**Short problem:**
Extract all data as written.

[Stored entries]
***

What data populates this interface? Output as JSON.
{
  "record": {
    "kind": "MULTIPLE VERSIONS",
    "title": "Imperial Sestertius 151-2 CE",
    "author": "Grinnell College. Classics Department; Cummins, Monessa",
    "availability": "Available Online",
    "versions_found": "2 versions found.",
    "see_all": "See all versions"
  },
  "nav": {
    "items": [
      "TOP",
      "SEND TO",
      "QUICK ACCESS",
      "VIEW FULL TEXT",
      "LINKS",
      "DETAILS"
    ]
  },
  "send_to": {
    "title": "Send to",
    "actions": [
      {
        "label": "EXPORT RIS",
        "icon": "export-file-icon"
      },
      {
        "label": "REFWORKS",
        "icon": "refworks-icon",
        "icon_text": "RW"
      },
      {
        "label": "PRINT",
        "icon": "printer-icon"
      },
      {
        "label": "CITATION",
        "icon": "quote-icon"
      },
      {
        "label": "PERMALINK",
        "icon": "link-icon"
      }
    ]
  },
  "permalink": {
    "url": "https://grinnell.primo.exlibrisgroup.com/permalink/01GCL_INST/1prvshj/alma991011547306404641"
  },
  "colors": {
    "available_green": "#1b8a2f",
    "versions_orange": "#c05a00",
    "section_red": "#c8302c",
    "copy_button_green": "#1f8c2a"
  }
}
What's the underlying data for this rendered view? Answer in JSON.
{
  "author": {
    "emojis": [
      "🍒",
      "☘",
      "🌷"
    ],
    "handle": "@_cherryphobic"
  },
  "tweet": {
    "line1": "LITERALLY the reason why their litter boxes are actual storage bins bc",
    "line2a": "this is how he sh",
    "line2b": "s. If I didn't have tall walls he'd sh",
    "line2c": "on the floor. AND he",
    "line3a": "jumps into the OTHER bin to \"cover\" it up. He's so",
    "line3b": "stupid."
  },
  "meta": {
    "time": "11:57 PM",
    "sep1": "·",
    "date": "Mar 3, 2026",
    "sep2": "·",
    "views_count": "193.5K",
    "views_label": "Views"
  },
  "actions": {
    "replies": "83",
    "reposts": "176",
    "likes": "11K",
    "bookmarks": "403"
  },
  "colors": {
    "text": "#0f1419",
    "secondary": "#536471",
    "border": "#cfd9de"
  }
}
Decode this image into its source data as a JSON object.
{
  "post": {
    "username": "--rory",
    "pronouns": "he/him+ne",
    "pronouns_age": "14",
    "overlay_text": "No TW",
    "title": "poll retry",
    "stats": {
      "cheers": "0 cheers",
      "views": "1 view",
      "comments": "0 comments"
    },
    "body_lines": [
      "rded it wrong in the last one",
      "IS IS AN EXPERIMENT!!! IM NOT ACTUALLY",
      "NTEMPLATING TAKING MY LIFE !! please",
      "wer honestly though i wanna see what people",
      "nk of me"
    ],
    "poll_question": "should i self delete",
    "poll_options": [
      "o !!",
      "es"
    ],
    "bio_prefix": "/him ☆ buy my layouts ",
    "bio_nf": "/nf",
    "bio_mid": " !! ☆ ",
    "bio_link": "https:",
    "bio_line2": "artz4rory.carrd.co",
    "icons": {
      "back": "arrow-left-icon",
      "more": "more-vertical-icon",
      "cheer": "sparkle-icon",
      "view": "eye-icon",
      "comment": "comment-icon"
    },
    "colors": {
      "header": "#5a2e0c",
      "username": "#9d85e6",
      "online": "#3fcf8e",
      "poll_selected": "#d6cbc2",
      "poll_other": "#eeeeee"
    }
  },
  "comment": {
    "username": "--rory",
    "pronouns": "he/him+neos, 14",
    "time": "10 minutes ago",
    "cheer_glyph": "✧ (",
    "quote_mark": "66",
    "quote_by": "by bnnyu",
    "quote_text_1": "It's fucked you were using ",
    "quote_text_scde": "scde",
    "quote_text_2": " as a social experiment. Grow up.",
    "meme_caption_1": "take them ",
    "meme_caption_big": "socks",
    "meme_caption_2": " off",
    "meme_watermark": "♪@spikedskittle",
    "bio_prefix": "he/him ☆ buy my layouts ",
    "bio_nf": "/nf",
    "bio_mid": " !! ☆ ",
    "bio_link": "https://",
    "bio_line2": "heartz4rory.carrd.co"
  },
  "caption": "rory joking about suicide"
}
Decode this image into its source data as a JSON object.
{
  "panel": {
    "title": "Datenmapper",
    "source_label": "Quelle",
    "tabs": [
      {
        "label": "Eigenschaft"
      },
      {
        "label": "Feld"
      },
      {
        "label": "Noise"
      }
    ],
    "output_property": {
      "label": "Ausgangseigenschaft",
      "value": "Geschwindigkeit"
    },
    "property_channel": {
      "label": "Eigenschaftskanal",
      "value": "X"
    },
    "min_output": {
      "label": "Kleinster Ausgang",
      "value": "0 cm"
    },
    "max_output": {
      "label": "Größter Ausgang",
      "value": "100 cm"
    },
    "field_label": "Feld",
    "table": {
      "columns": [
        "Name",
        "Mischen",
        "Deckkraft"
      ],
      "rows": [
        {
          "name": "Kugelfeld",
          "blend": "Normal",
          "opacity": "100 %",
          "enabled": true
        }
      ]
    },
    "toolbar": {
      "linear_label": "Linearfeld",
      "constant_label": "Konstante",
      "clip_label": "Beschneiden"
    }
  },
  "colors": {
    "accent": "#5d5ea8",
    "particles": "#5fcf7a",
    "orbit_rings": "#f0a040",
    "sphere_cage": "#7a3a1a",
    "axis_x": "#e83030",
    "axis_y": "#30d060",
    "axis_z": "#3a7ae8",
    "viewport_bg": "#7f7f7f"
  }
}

***

**Solution for this problem:**
What data populates this interface? Output as JSON.
{
  "record": {
    "kind": "MULTIPLE VERSIONS",
    "title": "Imperial Sestertius 151-2 CE",
    "author": "Grinnell College. Classics Department; Cummins, Monessa",
    "availability": "Available Online",
    "versions_found": "2 versions found.",
    "see_all": "See all versions"
  },
  "nav": {
    "items": [
      "TOP",
      "SEND TO",
      "QUICK ACCESS",
      "VIEW FULL TEXT",
      "LINKS",
      "DETAILS"
    ]
  },
  "send_to": {
    "title": "Send to",
    "actions": [
      {
        "label": "EXPORT RIS",
        "icon": "export-file-icon"
      },
      {
        "label": "REFWORKS",
        "icon": "refworks-icon",
        "icon_text": "RW"
      },
      {
        "label": "PRINT",
        "icon": "printer-icon"
      },
      {
        "label": "CITATION",
        "icon": "quote-icon"
      },
      {
        "label": "PERMALINK",
        "icon": "link-icon"
      }
    ]
  },
  "permalink": {
    "url": "https://grinnell.primo.exlibrisgroup.com/permalink/01GCL_INST/1prvshj/alma991011547306404641"
  },
  "colors": {
    "available_green": "#1b8a2f",
    "versions_orange": "#c05a00",
    "section_red": "#c8302c",
    "copy_button_green": "#1f8c2a"
  }
}
What's the underlying data for this rendered view? Answer in JSON.
{
  "author": {
    "emojis": [
      "🍒",
      "☘",
      "🌷"
    ],
    "handle": "@_cherryphobic"
  },
  "tweet": {
    "line1": "LITERALLY the reason why their litter boxes are actual storage bins bc",
    "line2a": "this is how he sh",
    "line2b": "s. If I didn't have tall walls he'd sh",
    "line2c": "on the floor. AND he",
    "line3a": "jumps into the OTHER bin to \"cover\" it up. He's so",
    "line3b": "stupid."
  },
  "meta": {
    "time": "11:57 PM",
    "sep1": "·",
    "date": "Mar 3, 2026",
    "sep2": "·",
    "views_count": "193.5K",
    "views_label": "Views"
  },
  "actions": {
    "replies": "83",
    "reposts": "176",
    "likes": "11K",
    "bookmarks": "403"
  },
  "colors": {
    "text": "#0f1419",
    "secondary": "#536471",
    "border": "#cfd9de"
  }
}
Decode this image into its source data as a JSON object.
{
  "post": {
    "username": "--rory",
    "pronouns": "he/him+ne",
    "pronouns_age": "14",
    "overlay_text": "No TW",
    "title": "poll retry",
    "stats": {
      "cheers": "0 cheers",
      "views": "1 view",
      "comments": "0 comments"
    },
    "body_lines": [
      "rded it wrong in the last one",
      "IS IS AN EXPERIMENT!!! IM NOT ACTUALLY",
      "NTEMPLATING TAKING MY LIFE !! please",
      "wer honestly though i wanna see what people",
      "nk of me"
    ],
    "poll_question": "should i self delete",
    "poll_options": [
      "o !!",
      "es"
    ],
    "bio_prefix": "/him ☆ buy my layouts ",
    "bio_nf": "/nf",
    "bio_mid": " !! ☆ ",
    "bio_link": "https:",
    "bio_line2": "artz4rory.carrd.co",
    "icons": {
      "back": "arrow-left-icon",
      "more": "more-vertical-icon",
      "cheer": "sparkle-icon",
      "view": "eye-icon",
      "comment": "comment-icon"
    },
    "colors": {
      "header": "#5a2e0c",
      "username": "#9d85e6",
      "online": "#3fcf8e",
      "poll_selected": "#d6cbc2",
      "poll_other": "#eeeeee"
    }
  },
  "comment": {
    "username": "--rory",
    "pronouns": "he/him+neos, 14",
    "time": "10 minutes ago",
    "cheer_glyph": "✧ (",
    "quote_mark": "66",
    "quote_by": "by bnnyu",
    "quote_text_1": "It's fucked you were using ",
    "quote_text_scde": "scde",
    "quote_text_2": " as a social experiment. Grow up.",
    "meme_caption_1": "take them ",
    "meme_caption_big": "socks",
    "meme_caption_2": " off",
    "meme_watermark": "♪@spikedskittle",
    "bio_prefix": "he/him ☆ buy my layouts ",
    "bio_nf": "/nf",
    "bio_mid": " !! ☆ ",
    "bio_link": "https://",
    "bio_line2": "heartz4rory.carrd.co"
  },
  "caption": "rory joking about suicide"
}
Decode this image into its source data as a JSON object.
{
  "panel": {
    "title": "Datenmapper",
    "source_label": "Quelle",
    "tabs": [
      {
        "label": "Eigenschaft"
      },
      {
        "label": "Feld"
      },
      {
        "label": "Noise"
      }
    ],
    "output_property": {
      "label": "Ausgangseigenschaft",
      "value": "Geschwindigkeit"
    },
    "property_channel": {
      "label": "Eigenschaftskanal",
      "value": "X"
    },
    "min_output": {
      "label": "Kleinster Ausgang",
      "value": "0 cm"
    },
    "max_output": {
      "label": "Größter Ausgang",
      "value": "100 cm"
    },
    "field_label": "Feld",
    "table": {
      "columns": [
        "Name",
        "Mischen",
        "Deckkraft"
      ],
      "rows": [
        {
          "name": "Kugelfeld",
          "blend": "Normal",
          "opacity": "100 %",
          "enabled": true
        }
      ]
    },
    "toolbar": {
      "linear_label": "Linearfeld",
      "constant_label": "Konstante",
      "clip_label": "Beschneiden"
    }
  },
  "colors": {
    "accent": "#5d5ea8",
    "particles": "#5fcf7a",
    "orbit_rings": "#f0a040",
    "sphere_cage": "#7a3a1a",
    "axis_x": "#e83030",
    "axis_y": "#30d060",
    "axis_z": "#3a7ae8",
    "viewport_bg": "#7f7f7f"
  }
}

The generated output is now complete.